[begin EXERCISE DATA]

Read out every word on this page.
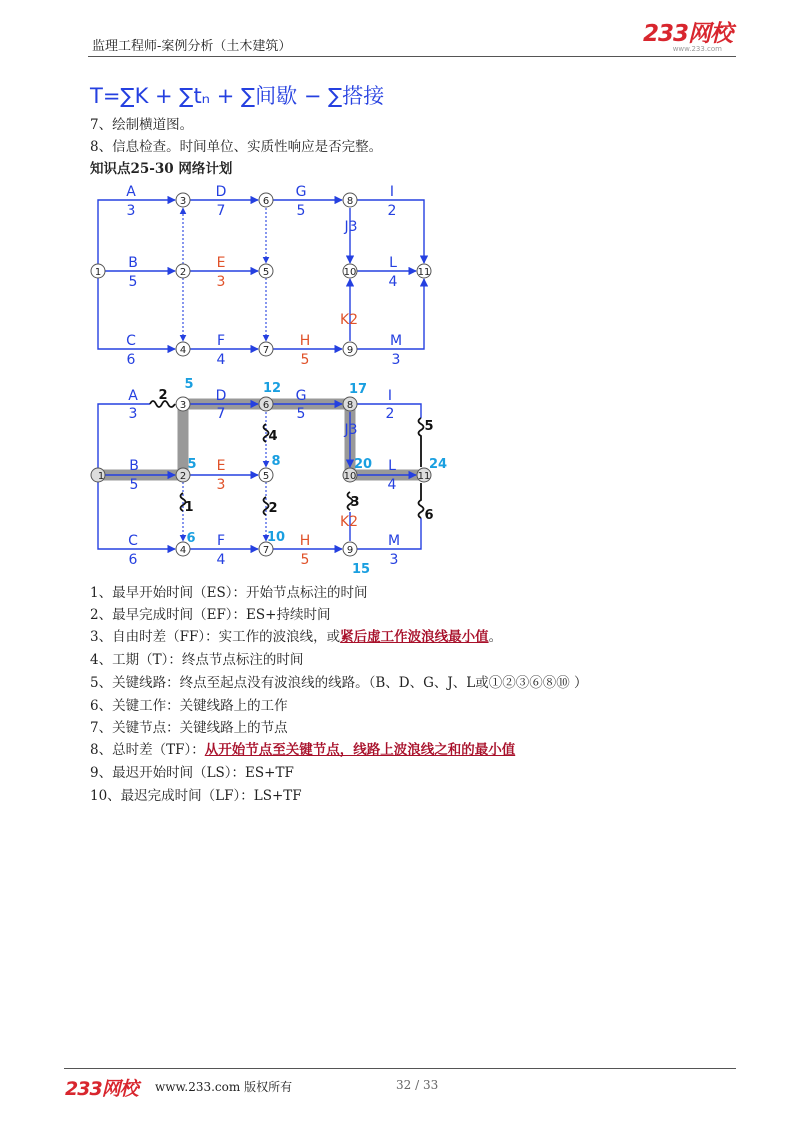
监理工程师-案例分析（土木建筑）	233网校
www.233.com
T=∑K + ∑tₙ + ∑间歇 − ∑搭接
7、绘制横道图。
8、信息检查。时间单位、实质性响应是否完整。
知识点25-30 网络计划
1	2
3
4
5
6
7
8
10
9
11
A
3
B
5
C
6
D
7
E
3
F
4
G
5
H
5
I
2
J3
K2
L
4
M
3
1	2
3
4
5
6
7
8
10
9
11
A
3
B
5
C
6
D
7
E
3
F
4
G
5
H
5
I
2
J3
K2
L
4
M
3
5	12	17
5	8	20	24
6	10
15
2
4
1	2	3
5
6
1、最早开始时间（ES）：开始节点标注的时间
2、最早完成时间（EF）：ES+持续时间
3、自由时差（FF）：实工作的波浪线，或紧后虚工作波浪线最小值。
4、工期（T）：终点节点标注的时间
5、关键线路：终点至起点没有波浪线的线路。（B、D、G、J、L或①②③⑥⑧⑩ ）
6、关键工作：关键线路上的工作
7、关键节点：关键线路上的节点
8、总时差（TF）：从开始节点至关键节点，线路上波浪线之和的最小值
9、最迟开始时间（LS）：ES+TF
10、最迟完成时间（LF）：LS+TF
233网校 www.233.com 版权所有	32 / 33
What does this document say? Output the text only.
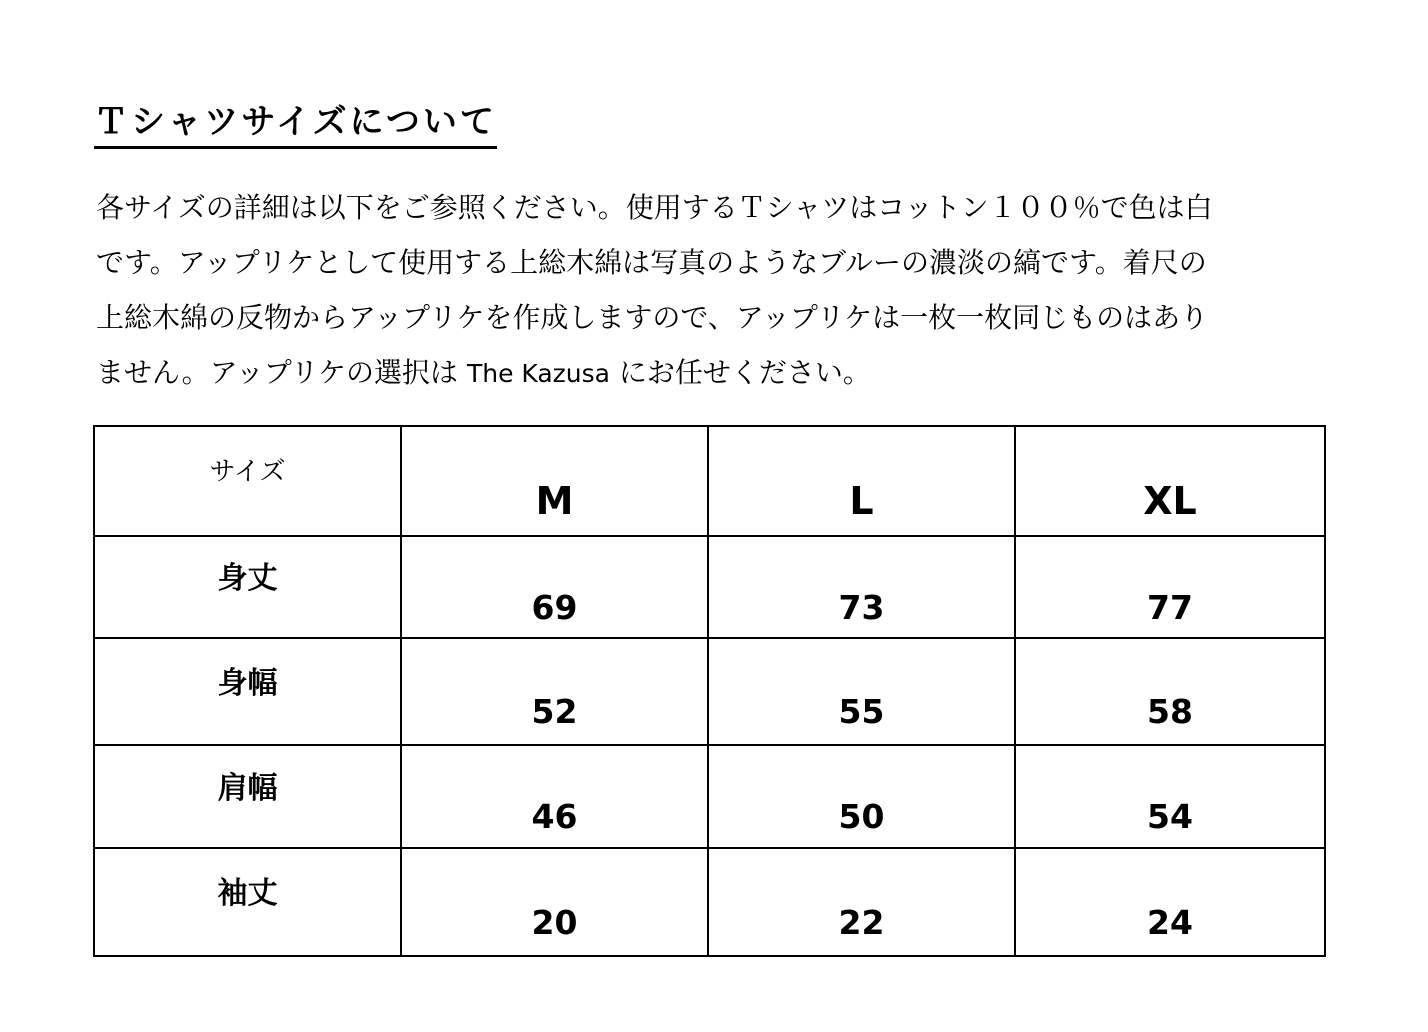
Ｔシャツサイズについて
各サイズの詳細は以下をご参照ください。使用するＴシャツはコットン１００％で色は白
です。アップリケとして使用する上総木綿は写真のようなブルーの濃淡の縞です。着尺の
上総木綿の反物からアップリケを作成しますので、アップリケは一枚一枚同じものはあり
ません。アップリケの選択は The Kazusa にお任せください。
サイズ	M	L	XL

身丈	69	73	77

身幅	52	55	58

肩幅	46	50	54

袖丈	20	22	24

[end EXERCISE DATA]

- **TASK BRIEF**
Quote every record above exactly, omitting any pictures they contain.

- **THE RESPONSE**
Read out every word on this page.
监理工程师-案例分析（土木建筑）	233网校
www.233.com
T=∑K + ∑tₙ + ∑间歇 − ∑搭接
7、绘制横道图。
8、信息检查。时间单位、实质性响应是否完整。
知识点25-30 网络计划
1	2
3
4
5
6
7
8
10
9
11
A
3
B
5
C
6
D
7
E
3
F
4
G
5
H
5
I
2
J3
K2
L
4
M
3
1	2
3
4
5
6
7
8
10
9
11
A
3
B
5
C
6
D
7
E
3
F
4
G
5
H
5
I
2
J3
K2
L
4
M
3
5	12	17
5	8	20	24
6	10
15
2
4
1	2	3
5
6
1、最早开始时间（ES）：开始节点标注的时间
2、最早完成时间（EF）：ES+持续时间
3、自由时差（FF）：实工作的波浪线，或紧后虚工作波浪线最小值。
4、工期（T）：终点节点标注的时间
5、关键线路：终点至起点没有波浪线的线路。（B、D、G、J、L或①②③⑥⑧⑩ ）
6、关键工作：关键线路上的工作
7、关键节点：关键线路上的节点
8、总时差（TF）：从开始节点至关键节点，线路上波浪线之和的最小值
9、最迟开始时间（LS）：ES+TF
10、最迟完成时间（LF）：LS+TF
233网校 www.233.com 版权所有	32 / 33
What does this document say? Output the text only.
Ｔシャツサイズについて
各サイズの詳細は以下をご参照ください。使用するＴシャツはコットン１００％で色は白
です。アップリケとして使用する上総木綿は写真のようなブルーの濃淡の縞です。着尺の
上総木綿の反物からアップリケを作成しますので、アップリケは一枚一枚同じものはあり
ません。アップリケの選択は The Kazusa にお任せください。
サイズ	M	L	XL

身丈	69	73	77

身幅	52	55	58

肩幅	46	50	54

袖丈	20	22	24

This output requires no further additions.